§ WORK INSTRUCTIONS: Identify each line below that contains the word "Paired", and copy it out.

§ SUPPLIED DATA:
◇ ◇ ◇ ◇ ◇
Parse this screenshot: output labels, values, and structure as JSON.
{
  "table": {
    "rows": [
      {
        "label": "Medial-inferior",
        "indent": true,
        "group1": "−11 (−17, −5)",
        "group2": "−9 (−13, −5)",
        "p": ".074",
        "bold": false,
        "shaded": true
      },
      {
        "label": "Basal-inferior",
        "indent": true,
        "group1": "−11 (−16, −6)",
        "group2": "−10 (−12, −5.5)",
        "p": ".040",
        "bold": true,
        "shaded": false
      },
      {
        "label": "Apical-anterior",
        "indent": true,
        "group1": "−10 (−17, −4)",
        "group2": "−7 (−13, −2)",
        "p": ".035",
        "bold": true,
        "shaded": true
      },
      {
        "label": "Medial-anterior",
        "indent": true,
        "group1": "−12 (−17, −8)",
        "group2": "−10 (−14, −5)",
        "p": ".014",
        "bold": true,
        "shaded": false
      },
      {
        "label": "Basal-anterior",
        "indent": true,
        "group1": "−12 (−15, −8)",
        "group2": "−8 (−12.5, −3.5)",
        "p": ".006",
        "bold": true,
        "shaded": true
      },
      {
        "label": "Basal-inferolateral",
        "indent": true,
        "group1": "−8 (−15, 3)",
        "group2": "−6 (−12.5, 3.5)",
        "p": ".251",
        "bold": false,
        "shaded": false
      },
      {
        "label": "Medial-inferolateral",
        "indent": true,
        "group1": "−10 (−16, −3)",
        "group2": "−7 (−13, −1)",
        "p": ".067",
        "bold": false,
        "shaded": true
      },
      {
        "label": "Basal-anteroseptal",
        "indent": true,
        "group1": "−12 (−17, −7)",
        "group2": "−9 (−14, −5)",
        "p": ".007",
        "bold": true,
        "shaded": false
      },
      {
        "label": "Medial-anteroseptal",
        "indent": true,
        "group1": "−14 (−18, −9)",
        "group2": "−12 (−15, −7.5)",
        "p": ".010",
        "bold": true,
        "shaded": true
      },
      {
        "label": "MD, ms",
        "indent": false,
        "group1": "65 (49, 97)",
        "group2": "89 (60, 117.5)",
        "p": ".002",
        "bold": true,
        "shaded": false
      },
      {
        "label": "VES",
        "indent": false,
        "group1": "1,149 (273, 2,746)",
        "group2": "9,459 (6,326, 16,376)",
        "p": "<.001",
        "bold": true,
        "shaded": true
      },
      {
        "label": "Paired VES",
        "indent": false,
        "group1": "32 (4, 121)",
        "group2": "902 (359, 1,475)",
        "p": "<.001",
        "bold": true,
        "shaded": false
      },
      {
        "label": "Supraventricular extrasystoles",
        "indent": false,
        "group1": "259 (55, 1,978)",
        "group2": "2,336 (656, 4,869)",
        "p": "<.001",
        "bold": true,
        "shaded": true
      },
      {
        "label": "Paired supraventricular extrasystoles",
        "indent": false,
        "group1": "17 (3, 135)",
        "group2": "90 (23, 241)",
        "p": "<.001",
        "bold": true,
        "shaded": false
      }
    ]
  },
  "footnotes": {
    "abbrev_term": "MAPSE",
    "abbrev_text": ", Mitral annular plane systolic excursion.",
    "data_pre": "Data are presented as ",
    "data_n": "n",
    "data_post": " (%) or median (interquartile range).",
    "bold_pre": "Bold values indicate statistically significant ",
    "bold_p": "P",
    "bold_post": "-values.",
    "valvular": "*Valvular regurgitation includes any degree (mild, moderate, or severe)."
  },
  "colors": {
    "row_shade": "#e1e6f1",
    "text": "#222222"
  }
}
◇ ◇ ◇ ◇ ◇
§ EXERCISE RESULT:
        "label": "Paired VES",
        "label": "Paired supraventricular extrasystoles",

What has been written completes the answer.